Transcribe the records below exactly.
### Provided data ###
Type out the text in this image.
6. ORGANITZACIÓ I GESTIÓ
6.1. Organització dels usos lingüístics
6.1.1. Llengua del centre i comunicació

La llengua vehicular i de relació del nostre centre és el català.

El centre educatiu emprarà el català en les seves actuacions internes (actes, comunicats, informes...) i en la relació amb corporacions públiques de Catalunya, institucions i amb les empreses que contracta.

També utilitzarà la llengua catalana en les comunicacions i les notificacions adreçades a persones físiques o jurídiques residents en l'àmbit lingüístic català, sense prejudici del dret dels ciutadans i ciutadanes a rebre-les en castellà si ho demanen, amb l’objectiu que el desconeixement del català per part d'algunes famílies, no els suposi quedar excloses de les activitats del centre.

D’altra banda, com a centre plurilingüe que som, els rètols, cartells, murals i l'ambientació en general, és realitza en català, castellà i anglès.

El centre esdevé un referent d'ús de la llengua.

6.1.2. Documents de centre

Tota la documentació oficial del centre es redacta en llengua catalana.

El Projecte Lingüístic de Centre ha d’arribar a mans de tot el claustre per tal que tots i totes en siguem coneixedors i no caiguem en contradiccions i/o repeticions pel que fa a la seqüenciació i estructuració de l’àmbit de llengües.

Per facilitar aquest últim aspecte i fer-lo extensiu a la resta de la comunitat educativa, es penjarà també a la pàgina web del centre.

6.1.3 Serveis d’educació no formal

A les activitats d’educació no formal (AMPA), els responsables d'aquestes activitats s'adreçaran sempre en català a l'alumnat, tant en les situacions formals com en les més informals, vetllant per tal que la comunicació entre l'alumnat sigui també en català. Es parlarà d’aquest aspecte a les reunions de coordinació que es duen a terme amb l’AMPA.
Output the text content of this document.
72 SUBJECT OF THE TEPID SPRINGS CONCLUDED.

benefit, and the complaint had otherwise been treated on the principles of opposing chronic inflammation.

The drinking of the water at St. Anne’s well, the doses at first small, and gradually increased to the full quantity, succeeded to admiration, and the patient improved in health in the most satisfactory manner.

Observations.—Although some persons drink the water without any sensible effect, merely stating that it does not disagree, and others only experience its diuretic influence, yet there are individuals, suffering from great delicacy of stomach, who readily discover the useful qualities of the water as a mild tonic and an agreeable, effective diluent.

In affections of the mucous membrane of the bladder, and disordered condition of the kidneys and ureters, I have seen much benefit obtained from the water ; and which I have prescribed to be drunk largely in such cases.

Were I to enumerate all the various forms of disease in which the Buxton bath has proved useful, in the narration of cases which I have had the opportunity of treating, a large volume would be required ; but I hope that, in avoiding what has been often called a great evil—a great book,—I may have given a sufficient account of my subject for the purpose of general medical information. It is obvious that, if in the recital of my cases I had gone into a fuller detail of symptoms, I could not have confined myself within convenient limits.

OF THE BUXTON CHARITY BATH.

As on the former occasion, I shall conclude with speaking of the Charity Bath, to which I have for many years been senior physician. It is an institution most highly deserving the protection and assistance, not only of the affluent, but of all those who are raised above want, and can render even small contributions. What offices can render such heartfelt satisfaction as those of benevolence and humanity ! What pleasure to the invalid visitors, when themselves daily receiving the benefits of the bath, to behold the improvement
###
▶ **Expected answer**:
Type out the text in this image.
6. ORGANITZACIÓ I GESTIÓ
6.1. Organització dels usos lingüístics
6.1.1. Llengua del centre i comunicació

La llengua vehicular i de relació del nostre centre és el català.

El centre educatiu emprarà el català en les seves actuacions internes (actes, comunicats, informes...) i en la relació amb corporacions públiques de Catalunya, institucions i amb les empreses que contracta.

També utilitzarà la llengua catalana en les comunicacions i les notificacions adreçades a persones físiques o jurídiques residents en l'àmbit lingüístic català, sense prejudici del dret dels ciutadans i ciutadanes a rebre-les en castellà si ho demanen, amb l’objectiu que el desconeixement del català per part d'algunes famílies, no els suposi quedar excloses de les activitats del centre.

D’altra banda, com a centre plurilingüe que som, els rètols, cartells, murals i l'ambientació en general, és realitza en català, castellà i anglès.

El centre esdevé un referent d'ús de la llengua.

6.1.2. Documents de centre

Tota la documentació oficial del centre es redacta en llengua catalana.

El Projecte Lingüístic de Centre ha d’arribar a mans de tot el claustre per tal que tots i totes en siguem coneixedors i no caiguem en contradiccions i/o repeticions pel que fa a la seqüenciació i estructuració de l’àmbit de llengües.

Per facilitar aquest últim aspecte i fer-lo extensiu a la resta de la comunitat educativa, es penjarà també a la pàgina web del centre.

6.1.3 Serveis d’educació no formal

A les activitats d’educació no formal (AMPA), els responsables d'aquestes activitats s'adreçaran sempre en català a l'alumnat, tant en les situacions formals com en les més informals, vetllant per tal que la comunicació entre l'alumnat sigui també en català. Es parlarà d’aquest aspecte a les reunions de coordinació que es duen a terme amb l’AMPA.
Output the text content of this document.
72 SUBJECT OF THE TEPID SPRINGS CONCLUDED.

benefit, and the complaint had otherwise been treated on the principles of opposing chronic inflammation.

The drinking of the water at St. Anne’s well, the doses at first small, and gradually increased to the full quantity, succeeded to admiration, and the patient improved in health in the most satisfactory manner.

Observations.—Although some persons drink the water without any sensible effect, merely stating that it does not disagree, and others only experience its diuretic influence, yet there are individuals, suffering from great delicacy of stomach, who readily discover the useful qualities of the water as a mild tonic and an agreeable, effective diluent.

In affections of the mucous membrane of the bladder, and disordered condition of the kidneys and ureters, I have seen much benefit obtained from the water ; and which I have prescribed to be drunk largely in such cases.

Were I to enumerate all the various forms of disease in which the Buxton bath has proved useful, in the narration of cases which I have had the opportunity of treating, a large volume would be required ; but I hope that, in avoiding what has been often called a great evil—a great book,—I may have given a sufficient account of my subject for the purpose of general medical information. It is obvious that, if in the recital of my cases I had gone into a fuller detail of symptoms, I could not have confined myself within convenient limits.

OF THE BUXTON CHARITY BATH.

As on the former occasion, I shall conclude with speaking of the Charity Bath, to which I have for many years been senior physician. It is an institution most highly deserving the protection and assistance, not only of the affluent, but of all those who are raised above want, and can render even small contributions. What offices can render such heartfelt satisfaction as those of benevolence and humanity ! What pleasure to the invalid visitors, when themselves daily receiving the benefits of the bath, to behold the improvement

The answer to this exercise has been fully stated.